▶ _EXERCISE TASK_:
Each entry below should be echoed exactly, with pictures omitted.
>> BEGIN ENTRIES
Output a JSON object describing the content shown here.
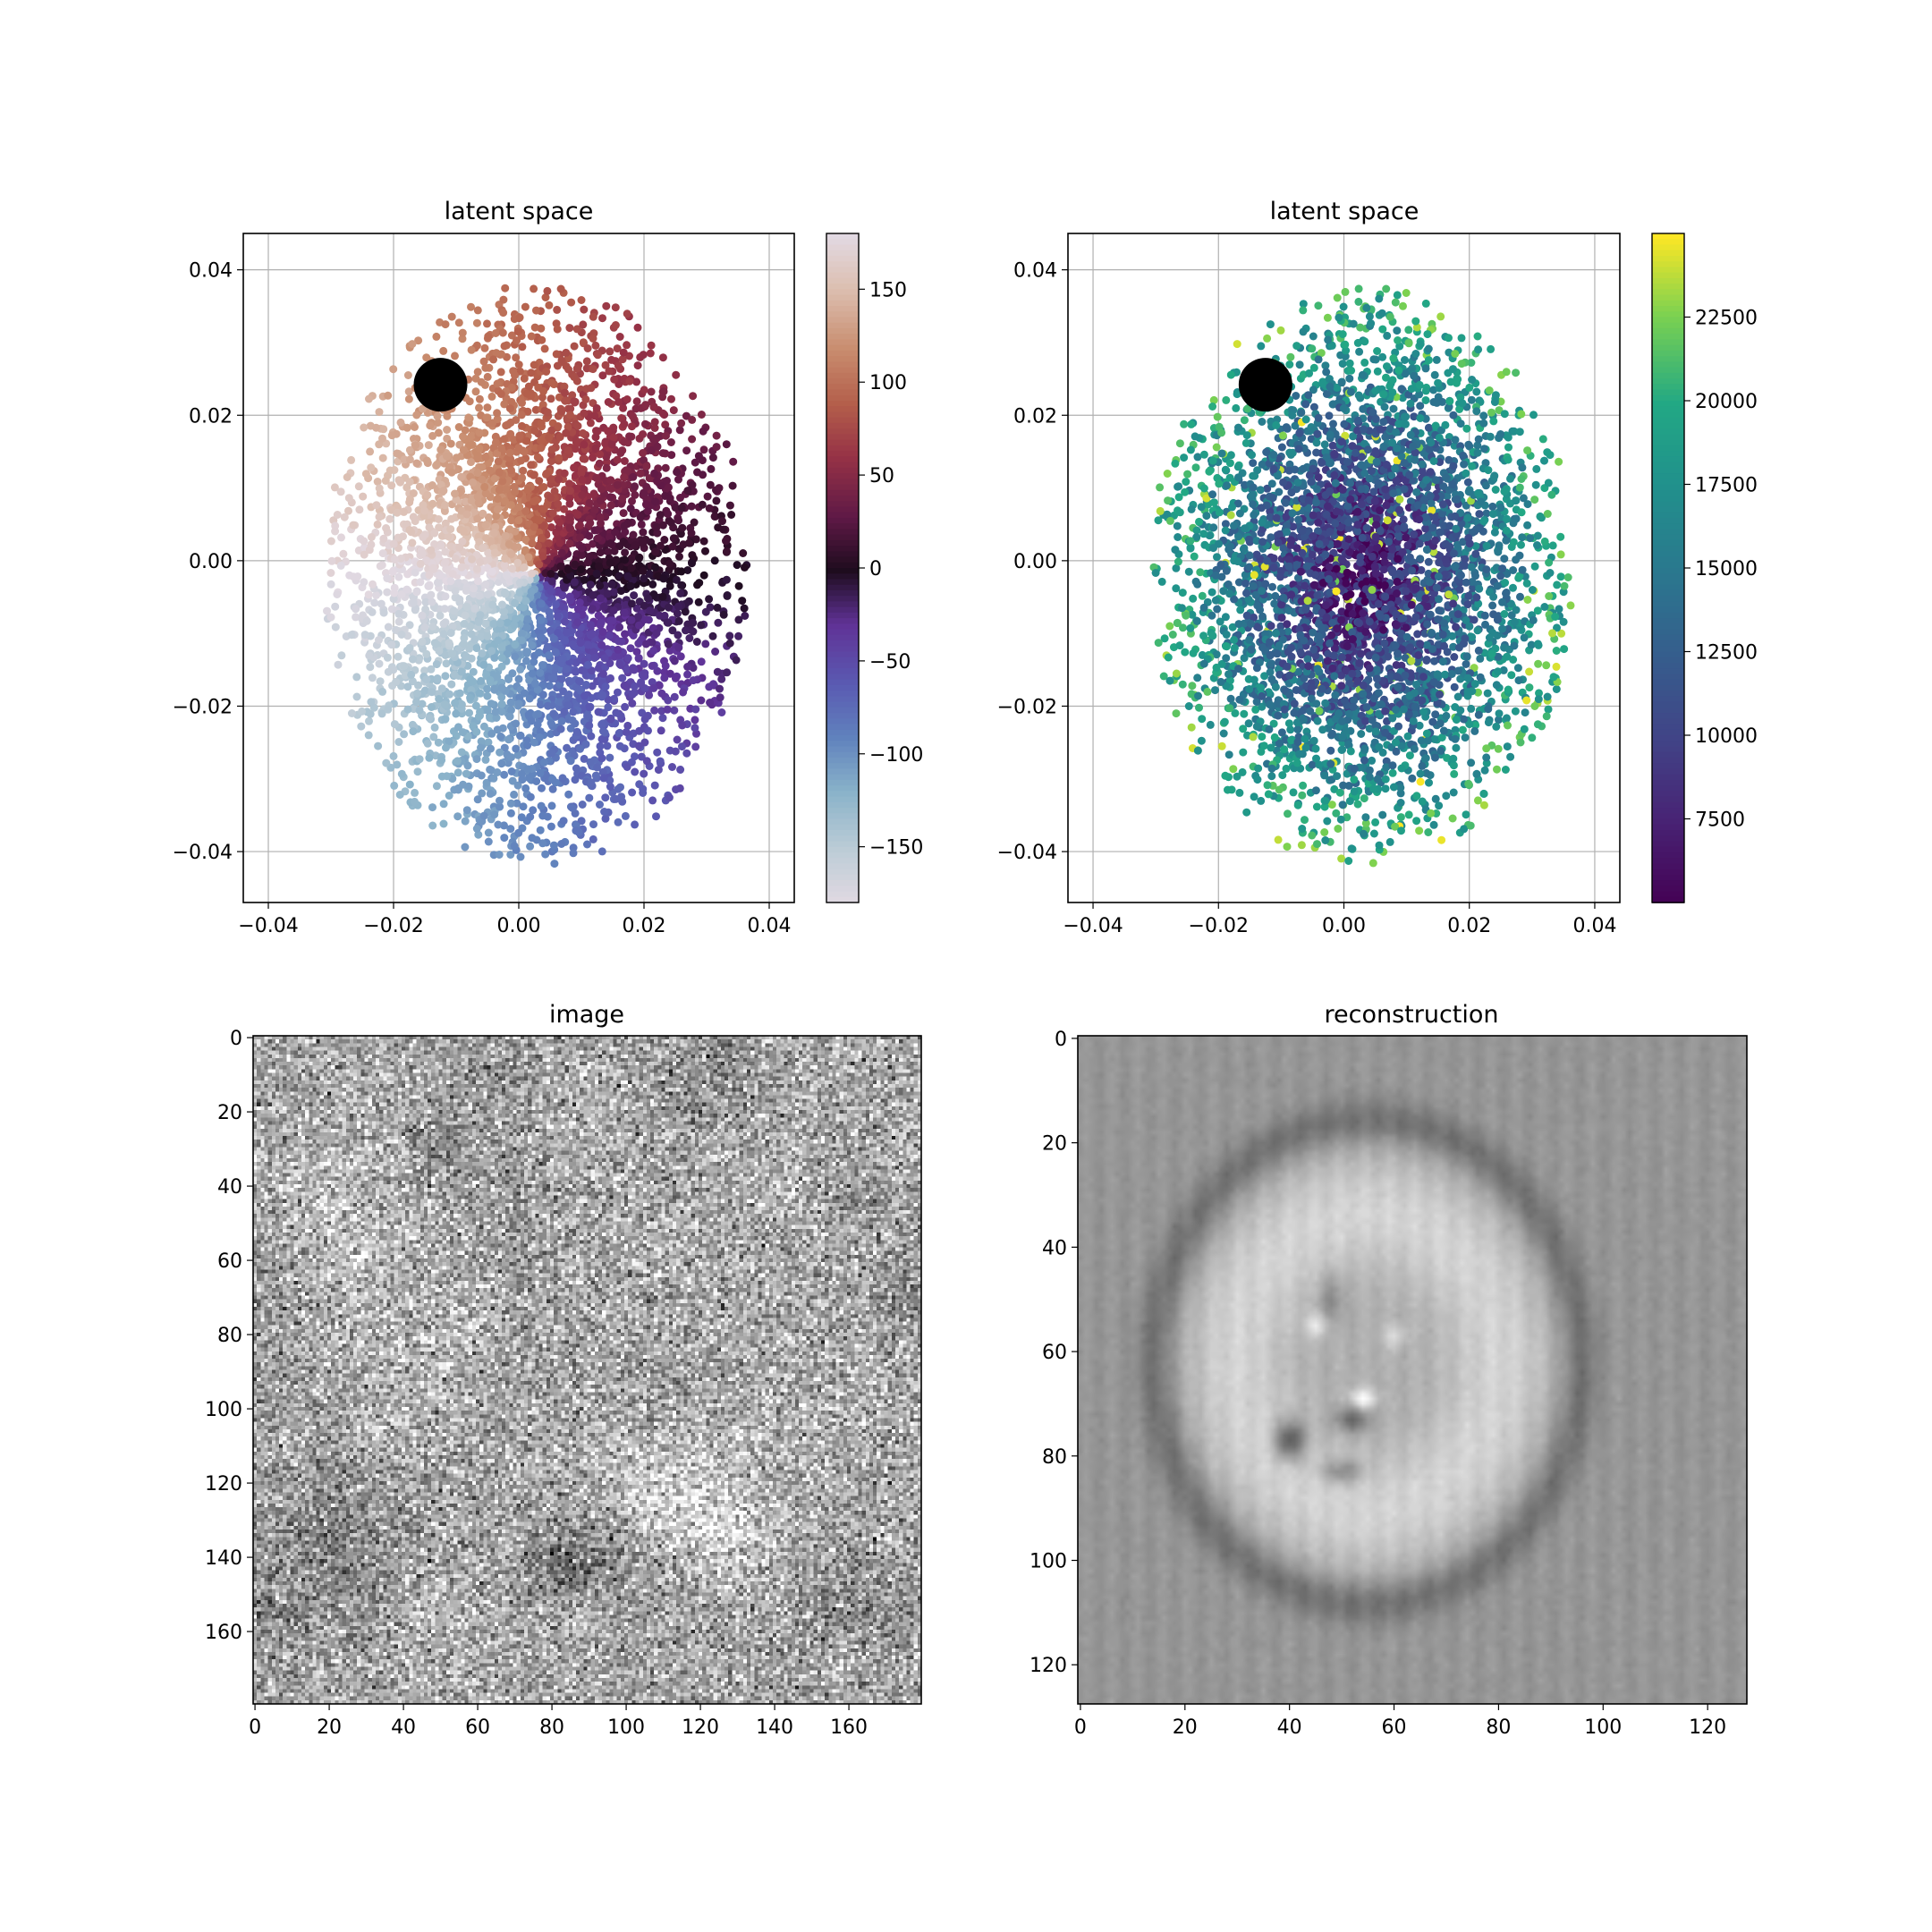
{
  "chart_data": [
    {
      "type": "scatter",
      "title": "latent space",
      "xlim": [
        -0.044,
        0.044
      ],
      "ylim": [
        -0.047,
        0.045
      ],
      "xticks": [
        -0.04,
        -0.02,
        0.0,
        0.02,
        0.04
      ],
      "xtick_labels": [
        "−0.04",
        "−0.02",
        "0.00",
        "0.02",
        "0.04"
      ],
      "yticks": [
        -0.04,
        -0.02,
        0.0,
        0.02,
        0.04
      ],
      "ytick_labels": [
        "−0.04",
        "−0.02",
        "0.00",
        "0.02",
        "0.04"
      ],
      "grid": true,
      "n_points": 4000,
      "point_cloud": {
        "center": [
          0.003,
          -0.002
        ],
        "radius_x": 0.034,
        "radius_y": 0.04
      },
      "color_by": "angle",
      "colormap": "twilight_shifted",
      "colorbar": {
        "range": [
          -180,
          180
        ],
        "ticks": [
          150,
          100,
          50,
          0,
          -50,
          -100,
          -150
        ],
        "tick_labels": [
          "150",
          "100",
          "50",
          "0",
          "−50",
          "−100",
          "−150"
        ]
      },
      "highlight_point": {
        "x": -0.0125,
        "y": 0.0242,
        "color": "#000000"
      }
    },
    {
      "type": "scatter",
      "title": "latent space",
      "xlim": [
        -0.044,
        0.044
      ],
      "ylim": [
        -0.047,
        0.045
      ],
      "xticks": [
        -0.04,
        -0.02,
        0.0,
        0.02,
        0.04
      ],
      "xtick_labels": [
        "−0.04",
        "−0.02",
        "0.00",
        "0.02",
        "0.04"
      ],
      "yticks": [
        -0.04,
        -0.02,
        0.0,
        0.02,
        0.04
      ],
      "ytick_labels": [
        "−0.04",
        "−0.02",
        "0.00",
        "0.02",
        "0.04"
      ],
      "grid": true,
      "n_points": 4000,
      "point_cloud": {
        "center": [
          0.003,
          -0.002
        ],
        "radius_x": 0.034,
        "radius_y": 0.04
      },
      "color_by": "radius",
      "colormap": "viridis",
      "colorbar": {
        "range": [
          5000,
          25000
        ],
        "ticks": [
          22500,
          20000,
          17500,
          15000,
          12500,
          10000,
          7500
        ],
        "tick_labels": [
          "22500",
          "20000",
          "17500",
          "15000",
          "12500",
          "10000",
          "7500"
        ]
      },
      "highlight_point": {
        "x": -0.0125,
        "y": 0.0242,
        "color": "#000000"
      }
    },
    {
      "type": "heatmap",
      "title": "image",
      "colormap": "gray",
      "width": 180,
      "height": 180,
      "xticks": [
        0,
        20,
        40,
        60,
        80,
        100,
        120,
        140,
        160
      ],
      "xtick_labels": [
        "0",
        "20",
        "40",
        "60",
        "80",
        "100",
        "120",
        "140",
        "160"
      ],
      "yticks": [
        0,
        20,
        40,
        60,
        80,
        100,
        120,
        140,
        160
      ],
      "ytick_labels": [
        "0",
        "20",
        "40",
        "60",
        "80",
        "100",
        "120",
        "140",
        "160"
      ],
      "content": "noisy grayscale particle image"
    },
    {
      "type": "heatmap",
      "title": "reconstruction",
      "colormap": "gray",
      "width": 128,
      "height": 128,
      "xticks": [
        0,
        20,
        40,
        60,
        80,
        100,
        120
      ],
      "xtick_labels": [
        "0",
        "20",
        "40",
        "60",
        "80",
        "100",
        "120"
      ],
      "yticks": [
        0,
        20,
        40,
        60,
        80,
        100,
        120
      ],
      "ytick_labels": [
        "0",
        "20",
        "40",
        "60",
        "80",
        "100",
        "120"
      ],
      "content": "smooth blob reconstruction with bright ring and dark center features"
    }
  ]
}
>> END ENTRIES
▶ _ANSWER TO THE TASK_:
Output a JSON object describing the content shown here.
{
  "chart_data": [
    {
      "type": "scatter",
      "title": "latent space",
      "xlim": [
        -0.044,
        0.044
      ],
      "ylim": [
        -0.047,
        0.045
      ],
      "xticks": [
        -0.04,
        -0.02,
        0.0,
        0.02,
        0.04
      ],
      "xtick_labels": [
        "−0.04",
        "−0.02",
        "0.00",
        "0.02",
        "0.04"
      ],
      "yticks": [
        -0.04,
        -0.02,
        0.0,
        0.02,
        0.04
      ],
      "ytick_labels": [
        "−0.04",
        "−0.02",
        "0.00",
        "0.02",
        "0.04"
      ],
      "grid": true,
      "n_points": 4000,
      "point_cloud": {
        "center": [
          0.003,
          -0.002
        ],
        "radius_x": 0.034,
        "radius_y": 0.04
      },
      "color_by": "angle",
      "colormap": "twilight_shifted",
      "colorbar": {
        "range": [
          -180,
          180
        ],
        "ticks": [
          150,
          100,
          50,
          0,
          -50,
          -100,
          -150
        ],
        "tick_labels": [
          "150",
          "100",
          "50",
          "0",
          "−50",
          "−100",
          "−150"
        ]
      },
      "highlight_point": {
        "x": -0.0125,
        "y": 0.0242,
        "color": "#000000"
      }
    },
    {
      "type": "scatter",
      "title": "latent space",
      "xlim": [
        -0.044,
        0.044
      ],
      "ylim": [
        -0.047,
        0.045
      ],
      "xticks": [
        -0.04,
        -0.02,
        0.0,
        0.02,
        0.04
      ],
      "xtick_labels": [
        "−0.04",
        "−0.02",
        "0.00",
        "0.02",
        "0.04"
      ],
      "yticks": [
        -0.04,
        -0.02,
        0.0,
        0.02,
        0.04
      ],
      "ytick_labels": [
        "−0.04",
        "−0.02",
        "0.00",
        "0.02",
        "0.04"
      ],
      "grid": true,
      "n_points": 4000,
      "point_cloud": {
        "center": [
          0.003,
          -0.002
        ],
        "radius_x": 0.034,
        "radius_y": 0.04
      },
      "color_by": "radius",
      "colormap": "viridis",
      "colorbar": {
        "range": [
          5000,
          25000
        ],
        "ticks": [
          22500,
          20000,
          17500,
          15000,
          12500,
          10000,
          7500
        ],
        "tick_labels": [
          "22500",
          "20000",
          "17500",
          "15000",
          "12500",
          "10000",
          "7500"
        ]
      },
      "highlight_point": {
        "x": -0.0125,
        "y": 0.0242,
        "color": "#000000"
      }
    },
    {
      "type": "heatmap",
      "title": "image",
      "colormap": "gray",
      "width": 180,
      "height": 180,
      "xticks": [
        0,
        20,
        40,
        60,
        80,
        100,
        120,
        140,
        160
      ],
      "xtick_labels": [
        "0",
        "20",
        "40",
        "60",
        "80",
        "100",
        "120",
        "140",
        "160"
      ],
      "yticks": [
        0,
        20,
        40,
        60,
        80,
        100,
        120,
        140,
        160
      ],
      "ytick_labels": [
        "0",
        "20",
        "40",
        "60",
        "80",
        "100",
        "120",
        "140",
        "160"
      ],
      "content": "noisy grayscale particle image"
    },
    {
      "type": "heatmap",
      "title": "reconstruction",
      "colormap": "gray",
      "width": 128,
      "height": 128,
      "xticks": [
        0,
        20,
        40,
        60,
        80,
        100,
        120
      ],
      "xtick_labels": [
        "0",
        "20",
        "40",
        "60",
        "80",
        "100",
        "120"
      ],
      "yticks": [
        0,
        20,
        40,
        60,
        80,
        100,
        120
      ],
      "ytick_labels": [
        "0",
        "20",
        "40",
        "60",
        "80",
        "100",
        "120"
      ],
      "content": "smooth blob reconstruction with bright ring and dark center features"
    }
  ]
}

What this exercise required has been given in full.